__Quoted passage__:
— Begin —

Two recent instances have struck me forcefully as intellectually alarming and discordant with the heritage and values of Western civilization. They both come from discourse on what we might call the “right,” in the sense that the voices are not from either the lockstep progressive left or the mushy “center,” where irreconcilable positions on politics tend to coexist in an uneasy stasis – mainly through incurious neglect.
At least one author might not agree with being placed on the right, and I’ll get to that in a moment. (Given where he was published, and the nature of his topic, he may prefer “libertarian.”)
First, however, the first of the two instances. National Review, long the keeper among popular media of the conservative intellectual flame, has been having an extended editorial back-and-forth on the subject of “nationalism.” I don’t want to make this a longer, eye-blearing post by going into all the ins and outs of the topic, although it’s a fascinating and highly relevant one. The debate is lively, and there is much to recommend in it.
My concern is how the touchstone of the debate seems to be that the ideal outlines of nationalism (the noumena, if you will) are exemplified mainly in the ideological excesses of Nazi Germany – e.g., racial volk-ism, collectivist/statist enthusiasms – and that letting the nose of the nationalist camel under the tent will inevitably lead to some variety of goose-stepping in the streets.
To say that this rings false to my mind is an understatement. To begin with, it is not how I heard the concept of “nationalism” routinely discussed in the public square until at most about fifteen years ago, or perhaps even less. This is not, trust me, because I haven’t been engaged in discussing nationalism. Given my interests and education, I’ve been discussing the -isms of human organization regularly for the last 40 years.

— End —

__Items__:

— Begin —

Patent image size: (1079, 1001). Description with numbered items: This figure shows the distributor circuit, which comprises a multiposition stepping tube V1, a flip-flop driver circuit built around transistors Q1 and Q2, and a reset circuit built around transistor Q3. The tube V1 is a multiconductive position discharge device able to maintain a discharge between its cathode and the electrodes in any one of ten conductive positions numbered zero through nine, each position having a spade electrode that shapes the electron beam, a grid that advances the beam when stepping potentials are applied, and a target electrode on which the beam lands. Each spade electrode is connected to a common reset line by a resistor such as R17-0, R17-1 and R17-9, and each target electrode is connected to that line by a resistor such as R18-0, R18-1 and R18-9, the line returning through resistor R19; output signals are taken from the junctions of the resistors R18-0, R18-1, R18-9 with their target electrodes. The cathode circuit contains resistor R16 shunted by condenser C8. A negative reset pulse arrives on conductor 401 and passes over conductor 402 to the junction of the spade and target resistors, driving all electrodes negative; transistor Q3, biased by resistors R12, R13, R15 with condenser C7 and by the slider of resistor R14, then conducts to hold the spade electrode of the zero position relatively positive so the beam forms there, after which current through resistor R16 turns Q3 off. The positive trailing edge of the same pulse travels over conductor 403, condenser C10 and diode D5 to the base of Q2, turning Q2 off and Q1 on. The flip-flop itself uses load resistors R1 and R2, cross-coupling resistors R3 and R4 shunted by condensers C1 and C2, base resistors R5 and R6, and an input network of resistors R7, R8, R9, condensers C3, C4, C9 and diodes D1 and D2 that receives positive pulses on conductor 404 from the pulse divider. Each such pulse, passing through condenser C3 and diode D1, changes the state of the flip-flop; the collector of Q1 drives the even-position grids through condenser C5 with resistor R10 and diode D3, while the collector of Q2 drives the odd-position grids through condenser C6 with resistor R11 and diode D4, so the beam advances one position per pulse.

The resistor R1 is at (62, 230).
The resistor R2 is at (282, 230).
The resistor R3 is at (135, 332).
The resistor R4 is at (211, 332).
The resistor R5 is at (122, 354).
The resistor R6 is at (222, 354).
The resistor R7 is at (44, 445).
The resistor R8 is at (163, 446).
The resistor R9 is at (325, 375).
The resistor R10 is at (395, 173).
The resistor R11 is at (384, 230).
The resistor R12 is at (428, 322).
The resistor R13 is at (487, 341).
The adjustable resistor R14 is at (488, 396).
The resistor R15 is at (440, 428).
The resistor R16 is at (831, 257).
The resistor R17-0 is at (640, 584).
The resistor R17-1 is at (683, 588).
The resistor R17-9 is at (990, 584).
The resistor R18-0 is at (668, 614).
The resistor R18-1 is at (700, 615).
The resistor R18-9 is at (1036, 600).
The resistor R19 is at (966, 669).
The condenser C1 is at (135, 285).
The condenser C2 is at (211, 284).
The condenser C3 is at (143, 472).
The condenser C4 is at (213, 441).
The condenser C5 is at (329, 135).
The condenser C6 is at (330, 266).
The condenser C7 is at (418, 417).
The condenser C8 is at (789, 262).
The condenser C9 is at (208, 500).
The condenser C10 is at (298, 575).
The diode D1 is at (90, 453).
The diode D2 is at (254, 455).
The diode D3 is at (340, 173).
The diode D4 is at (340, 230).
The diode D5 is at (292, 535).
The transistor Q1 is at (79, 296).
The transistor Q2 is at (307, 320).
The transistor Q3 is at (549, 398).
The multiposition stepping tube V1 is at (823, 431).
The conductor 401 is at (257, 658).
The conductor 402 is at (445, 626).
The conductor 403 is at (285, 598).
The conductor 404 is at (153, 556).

— End —

__The tasks__:
1) Give each distinct word or phrase that the essay on nationalism sets in quotation marks.
2) Write out the passage of the essay on nationalism from "First, however, the" to "in the streets.".

__Answers given__:
1)
- right
- center
- libertarian
- nationalism

2)
First, however, the first of the two instances. National Review, long the keeper among popular media of the conservative intellectual flame, has been having an extended editorial back-and-forth on the subject of “nationalism.” I don’t want to make this a longer, eye-blearing post by going into all the ins and outs of the topic, although it’s a fascinating and highly relevant one. The debate is lively, and there is much to recommend in it.
My concern is how the touchstone of the debate seems to be that the ideal outlines of nationalism (the noumena, if you will) are exemplified mainly in the ideological excesses of Nazi Germany – e.g., racial volk-ism, collectivist/statist enthusiasms – and that letting the nose of the nationalist camel under the tent will inevitably lead to some variety of goose-stepping in the streets.